EXERCISE DESCRIPTION
Transcribe the full listing below exactly.

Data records
+++

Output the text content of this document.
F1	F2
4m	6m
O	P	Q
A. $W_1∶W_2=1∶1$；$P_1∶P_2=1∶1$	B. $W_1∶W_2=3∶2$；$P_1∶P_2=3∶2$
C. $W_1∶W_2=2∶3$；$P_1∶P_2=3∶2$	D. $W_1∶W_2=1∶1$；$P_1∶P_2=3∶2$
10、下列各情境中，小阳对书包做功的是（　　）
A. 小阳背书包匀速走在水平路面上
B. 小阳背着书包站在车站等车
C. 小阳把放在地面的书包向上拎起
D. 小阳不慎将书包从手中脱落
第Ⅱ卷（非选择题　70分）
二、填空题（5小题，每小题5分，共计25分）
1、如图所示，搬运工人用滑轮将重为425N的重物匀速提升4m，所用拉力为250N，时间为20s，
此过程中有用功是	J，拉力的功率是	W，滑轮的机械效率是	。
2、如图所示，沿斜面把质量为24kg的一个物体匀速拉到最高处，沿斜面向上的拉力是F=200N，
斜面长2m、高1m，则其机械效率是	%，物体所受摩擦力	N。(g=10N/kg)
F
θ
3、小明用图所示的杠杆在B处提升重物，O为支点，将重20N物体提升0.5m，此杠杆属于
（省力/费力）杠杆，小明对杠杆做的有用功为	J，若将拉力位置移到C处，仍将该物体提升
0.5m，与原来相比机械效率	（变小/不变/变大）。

+++

RESULT
Output the text content of this document.
F1	F2
4m	6m
O	P	Q
A. $W_1∶W_2=1∶1$；$P_1∶P_2=1∶1$	B. $W_1∶W_2=3∶2$；$P_1∶P_2=3∶2$
C. $W_1∶W_2=2∶3$；$P_1∶P_2=3∶2$	D. $W_1∶W_2=1∶1$；$P_1∶P_2=3∶2$
10、下列各情境中，小阳对书包做功的是（　　）
A. 小阳背书包匀速走在水平路面上
B. 小阳背着书包站在车站等车
C. 小阳把放在地面的书包向上拎起
D. 小阳不慎将书包从手中脱落
第Ⅱ卷（非选择题　70分）
二、填空题（5小题，每小题5分，共计25分）
1、如图所示，搬运工人用滑轮将重为425N的重物匀速提升4m，所用拉力为250N，时间为20s，
此过程中有用功是	J，拉力的功率是	W，滑轮的机械效率是	。
2、如图所示，沿斜面把质量为24kg的一个物体匀速拉到最高处，沿斜面向上的拉力是F=200N，
斜面长2m、高1m，则其机械效率是	%，物体所受摩擦力	N。(g=10N/kg)
F
θ
3、小明用图所示的杠杆在B处提升重物，O为支点，将重20N物体提升0.5m，此杠杆属于
（省力/费力）杠杆，小明对杠杆做的有用功为	J，若将拉力位置移到C处，仍将该物体提升
0.5m，与原来相比机械效率	（变小/不变/变大）。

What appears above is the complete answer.